[Part of a data file]

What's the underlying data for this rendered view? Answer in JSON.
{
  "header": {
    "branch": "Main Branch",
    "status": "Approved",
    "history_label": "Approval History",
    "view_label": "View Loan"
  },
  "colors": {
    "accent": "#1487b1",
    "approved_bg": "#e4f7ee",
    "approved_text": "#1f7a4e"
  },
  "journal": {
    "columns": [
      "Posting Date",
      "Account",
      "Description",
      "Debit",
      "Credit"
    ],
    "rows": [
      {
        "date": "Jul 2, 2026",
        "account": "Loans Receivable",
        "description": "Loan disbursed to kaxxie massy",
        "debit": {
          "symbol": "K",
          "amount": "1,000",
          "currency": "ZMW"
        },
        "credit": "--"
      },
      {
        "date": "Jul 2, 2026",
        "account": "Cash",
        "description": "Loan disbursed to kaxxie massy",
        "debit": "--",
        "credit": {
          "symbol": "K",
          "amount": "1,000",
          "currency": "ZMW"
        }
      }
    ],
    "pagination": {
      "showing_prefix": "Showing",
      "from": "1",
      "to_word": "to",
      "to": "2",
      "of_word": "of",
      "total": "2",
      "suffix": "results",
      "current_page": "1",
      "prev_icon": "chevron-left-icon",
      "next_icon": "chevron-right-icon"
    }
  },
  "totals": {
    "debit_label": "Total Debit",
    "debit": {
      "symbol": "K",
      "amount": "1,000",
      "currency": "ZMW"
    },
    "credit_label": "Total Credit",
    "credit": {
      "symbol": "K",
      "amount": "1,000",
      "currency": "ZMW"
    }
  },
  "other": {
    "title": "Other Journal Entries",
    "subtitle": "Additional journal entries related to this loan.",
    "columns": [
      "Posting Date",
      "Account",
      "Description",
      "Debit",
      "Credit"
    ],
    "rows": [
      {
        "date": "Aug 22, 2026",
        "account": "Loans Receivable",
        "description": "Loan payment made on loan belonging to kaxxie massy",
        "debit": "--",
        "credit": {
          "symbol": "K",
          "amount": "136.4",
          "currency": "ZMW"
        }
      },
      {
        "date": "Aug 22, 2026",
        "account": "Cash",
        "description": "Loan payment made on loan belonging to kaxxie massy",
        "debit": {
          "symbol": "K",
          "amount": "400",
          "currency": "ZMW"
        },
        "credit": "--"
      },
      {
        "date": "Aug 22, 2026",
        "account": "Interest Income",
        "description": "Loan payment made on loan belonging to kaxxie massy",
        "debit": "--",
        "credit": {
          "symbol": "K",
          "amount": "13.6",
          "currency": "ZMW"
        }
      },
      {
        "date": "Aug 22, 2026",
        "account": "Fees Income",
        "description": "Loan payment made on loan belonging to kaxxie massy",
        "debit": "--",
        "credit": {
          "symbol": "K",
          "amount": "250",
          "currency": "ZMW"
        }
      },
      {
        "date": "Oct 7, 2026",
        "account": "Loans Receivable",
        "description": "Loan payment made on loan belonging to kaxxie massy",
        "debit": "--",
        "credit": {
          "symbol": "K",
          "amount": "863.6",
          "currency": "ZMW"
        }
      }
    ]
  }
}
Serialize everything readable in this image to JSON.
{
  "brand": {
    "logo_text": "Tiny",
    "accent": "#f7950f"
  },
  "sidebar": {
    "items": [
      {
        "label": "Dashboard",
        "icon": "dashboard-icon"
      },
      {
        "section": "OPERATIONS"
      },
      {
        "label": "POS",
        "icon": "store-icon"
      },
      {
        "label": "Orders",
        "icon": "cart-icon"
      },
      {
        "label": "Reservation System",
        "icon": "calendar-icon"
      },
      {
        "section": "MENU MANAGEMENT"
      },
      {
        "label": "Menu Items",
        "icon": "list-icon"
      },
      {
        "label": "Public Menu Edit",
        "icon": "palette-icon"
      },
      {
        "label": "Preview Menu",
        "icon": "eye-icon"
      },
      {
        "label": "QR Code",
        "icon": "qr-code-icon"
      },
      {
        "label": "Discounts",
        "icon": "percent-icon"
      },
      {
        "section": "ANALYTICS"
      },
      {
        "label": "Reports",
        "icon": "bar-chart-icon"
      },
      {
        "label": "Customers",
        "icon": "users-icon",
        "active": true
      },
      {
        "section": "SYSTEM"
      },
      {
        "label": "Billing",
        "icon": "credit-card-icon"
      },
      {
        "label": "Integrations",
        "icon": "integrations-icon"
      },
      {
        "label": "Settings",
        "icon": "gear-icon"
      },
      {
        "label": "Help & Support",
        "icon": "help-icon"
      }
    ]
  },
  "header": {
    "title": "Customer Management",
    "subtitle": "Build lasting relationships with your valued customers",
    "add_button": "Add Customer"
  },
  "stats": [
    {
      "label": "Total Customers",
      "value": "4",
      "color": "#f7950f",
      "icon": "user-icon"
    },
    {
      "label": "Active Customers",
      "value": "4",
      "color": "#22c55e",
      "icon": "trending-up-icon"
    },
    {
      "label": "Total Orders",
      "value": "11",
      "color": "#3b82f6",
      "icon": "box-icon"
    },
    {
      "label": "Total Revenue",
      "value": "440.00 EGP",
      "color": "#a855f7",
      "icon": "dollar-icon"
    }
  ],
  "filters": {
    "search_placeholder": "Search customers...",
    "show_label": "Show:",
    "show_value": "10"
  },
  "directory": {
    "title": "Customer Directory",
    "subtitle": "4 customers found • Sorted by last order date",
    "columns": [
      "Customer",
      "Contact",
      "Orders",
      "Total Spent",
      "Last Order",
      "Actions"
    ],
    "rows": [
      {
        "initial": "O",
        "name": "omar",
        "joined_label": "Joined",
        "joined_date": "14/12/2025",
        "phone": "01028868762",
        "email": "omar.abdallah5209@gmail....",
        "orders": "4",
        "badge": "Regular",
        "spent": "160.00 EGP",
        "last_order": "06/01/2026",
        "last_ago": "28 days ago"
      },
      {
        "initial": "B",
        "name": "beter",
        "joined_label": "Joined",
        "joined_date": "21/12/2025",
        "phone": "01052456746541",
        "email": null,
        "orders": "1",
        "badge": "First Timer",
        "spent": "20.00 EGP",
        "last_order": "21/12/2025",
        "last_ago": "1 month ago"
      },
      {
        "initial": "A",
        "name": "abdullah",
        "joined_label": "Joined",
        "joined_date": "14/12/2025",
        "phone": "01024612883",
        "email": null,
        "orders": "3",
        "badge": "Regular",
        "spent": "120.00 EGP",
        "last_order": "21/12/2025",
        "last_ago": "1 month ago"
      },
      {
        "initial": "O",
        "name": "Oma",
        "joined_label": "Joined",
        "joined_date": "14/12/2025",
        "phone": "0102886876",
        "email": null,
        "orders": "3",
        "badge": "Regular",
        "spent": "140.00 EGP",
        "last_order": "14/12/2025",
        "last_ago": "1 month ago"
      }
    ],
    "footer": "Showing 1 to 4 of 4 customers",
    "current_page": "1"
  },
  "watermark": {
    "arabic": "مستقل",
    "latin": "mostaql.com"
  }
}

* Objective *
Your task is to give the records above again, exactly.

* Task solution *
What's the underlying data for this rendered view? Answer in JSON.
{
  "header": {
    "branch": "Main Branch",
    "status": "Approved",
    "history_label": "Approval History",
    "view_label": "View Loan"
  },
  "colors": {
    "accent": "#1487b1",
    "approved_bg": "#e4f7ee",
    "approved_text": "#1f7a4e"
  },
  "journal": {
    "columns": [
      "Posting Date",
      "Account",
      "Description",
      "Debit",
      "Credit"
    ],
    "rows": [
      {
        "date": "Jul 2, 2026",
        "account": "Loans Receivable",
        "description": "Loan disbursed to kaxxie massy",
        "debit": {
          "symbol": "K",
          "amount": "1,000",
          "currency": "ZMW"
        },
        "credit": "--"
      },
      {
        "date": "Jul 2, 2026",
        "account": "Cash",
        "description": "Loan disbursed to kaxxie massy",
        "debit": "--",
        "credit": {
          "symbol": "K",
          "amount": "1,000",
          "currency": "ZMW"
        }
      }
    ],
    "pagination": {
      "showing_prefix": "Showing",
      "from": "1",
      "to_word": "to",
      "to": "2",
      "of_word": "of",
      "total": "2",
      "suffix": "results",
      "current_page": "1",
      "prev_icon": "chevron-left-icon",
      "next_icon": "chevron-right-icon"
    }
  },
  "totals": {
    "debit_label": "Total Debit",
    "debit": {
      "symbol": "K",
      "amount": "1,000",
      "currency": "ZMW"
    },
    "credit_label": "Total Credit",
    "credit": {
      "symbol": "K",
      "amount": "1,000",
      "currency": "ZMW"
    }
  },
  "other": {
    "title": "Other Journal Entries",
    "subtitle": "Additional journal entries related to this loan.",
    "columns": [
      "Posting Date",
      "Account",
      "Description",
      "Debit",
      "Credit"
    ],
    "rows": [
      {
        "date": "Aug 22, 2026",
        "account": "Loans Receivable",
        "description": "Loan payment made on loan belonging to kaxxie massy",
        "debit": "--",
        "credit": {
          "symbol": "K",
          "amount": "136.4",
          "currency": "ZMW"
        }
      },
      {
        "date": "Aug 22, 2026",
        "account": "Cash",
        "description": "Loan payment made on loan belonging to kaxxie massy",
        "debit": {
          "symbol": "K",
          "amount": "400",
          "currency": "ZMW"
        },
        "credit": "--"
      },
      {
        "date": "Aug 22, 2026",
        "account": "Interest Income",
        "description": "Loan payment made on loan belonging to kaxxie massy",
        "debit": "--",
        "credit": {
          "symbol": "K",
          "amount": "13.6",
          "currency": "ZMW"
        }
      },
      {
        "date": "Aug 22, 2026",
        "account": "Fees Income",
        "description": "Loan payment made on loan belonging to kaxxie massy",
        "debit": "--",
        "credit": {
          "symbol": "K",
          "amount": "250",
          "currency": "ZMW"
        }
      },
      {
        "date": "Oct 7, 2026",
        "account": "Loans Receivable",
        "description": "Loan payment made on loan belonging to kaxxie massy",
        "debit": "--",
        "credit": {
          "symbol": "K",
          "amount": "863.6",
          "currency": "ZMW"
        }
      }
    ]
  }
}
Serialize everything readable in this image to JSON.
{
  "brand": {
    "logo_text": "Tiny",
    "accent": "#f7950f"
  },
  "sidebar": {
    "items": [
      {
        "label": "Dashboard",
        "icon": "dashboard-icon"
      },
      {
        "section": "OPERATIONS"
      },
      {
        "label": "POS",
        "icon": "store-icon"
      },
      {
        "label": "Orders",
        "icon": "cart-icon"
      },
      {
        "label": "Reservation System",
        "icon": "calendar-icon"
      },
      {
        "section": "MENU MANAGEMENT"
      },
      {
        "label": "Menu Items",
        "icon": "list-icon"
      },
      {
        "label": "Public Menu Edit",
        "icon": "palette-icon"
      },
      {
        "label": "Preview Menu",
        "icon": "eye-icon"
      },
      {
        "label": "QR Code",
        "icon": "qr-code-icon"
      },
      {
        "label": "Discounts",
        "icon": "percent-icon"
      },
      {
        "section": "ANALYTICS"
      },
      {
        "label": "Reports",
        "icon": "bar-chart-icon"
      },
      {
        "label": "Customers",
        "icon": "users-icon",
        "active": true
      },
      {
        "section": "SYSTEM"
      },
      {
        "label": "Billing",
        "icon": "credit-card-icon"
      },
      {
        "label": "Integrations",
        "icon": "integrations-icon"
      },
      {
        "label": "Settings",
        "icon": "gear-icon"
      },
      {
        "label": "Help & Support",
        "icon": "help-icon"
      }
    ]
  },
  "header": {
    "title": "Customer Management",
    "subtitle": "Build lasting relationships with your valued customers",
    "add_button": "Add Customer"
  },
  "stats": [
    {
      "label": "Total Customers",
      "value": "4",
      "color": "#f7950f",
      "icon": "user-icon"
    },
    {
      "label": "Active Customers",
      "value": "4",
      "color": "#22c55e",
      "icon": "trending-up-icon"
    },
    {
      "label": "Total Orders",
      "value": "11",
      "color": "#3b82f6",
      "icon": "box-icon"
    },
    {
      "label": "Total Revenue",
      "value": "440.00 EGP",
      "color": "#a855f7",
      "icon": "dollar-icon"
    }
  ],
  "filters": {
    "search_placeholder": "Search customers...",
    "show_label": "Show:",
    "show_value": "10"
  },
  "directory": {
    "title": "Customer Directory",
    "subtitle": "4 customers found • Sorted by last order date",
    "columns": [
      "Customer",
      "Contact",
      "Orders",
      "Total Spent",
      "Last Order",
      "Actions"
    ],
    "rows": [
      {
        "initial": "O",
        "name": "omar",
        "joined_label": "Joined",
        "joined_date": "14/12/2025",
        "phone": "01028868762",
        "email": "omar.abdallah5209@gmail....",
        "orders": "4",
        "badge": "Regular",
        "spent": "160.00 EGP",
        "last_order": "06/01/2026",
        "last_ago": "28 days ago"
      },
      {
        "initial": "B",
        "name": "beter",
        "joined_label": "Joined",
        "joined_date": "21/12/2025",
        "phone": "01052456746541",
        "email": null,
        "orders": "1",
        "badge": "First Timer",
        "spent": "20.00 EGP",
        "last_order": "21/12/2025",
        "last_ago": "1 month ago"
      },
      {
        "initial": "A",
        "name": "abdullah",
        "joined_label": "Joined",
        "joined_date": "14/12/2025",
        "phone": "01024612883",
        "email": null,
        "orders": "3",
        "badge": "Regular",
        "spent": "120.00 EGP",
        "last_order": "21/12/2025",
        "last_ago": "1 month ago"
      },
      {
        "initial": "O",
        "name": "Oma",
        "joined_label": "Joined",
        "joined_date": "14/12/2025",
        "phone": "0102886876",
        "email": null,
        "orders": "3",
        "badge": "Regular",
        "spent": "140.00 EGP",
        "last_order": "14/12/2025",
        "last_ago": "1 month ago"
      }
    ],
    "footer": "Showing 1 to 4 of 4 customers",
    "current_page": "1"
  },
  "watermark": {
    "arabic": "مستقل",
    "latin": "mostaql.com"
  }
}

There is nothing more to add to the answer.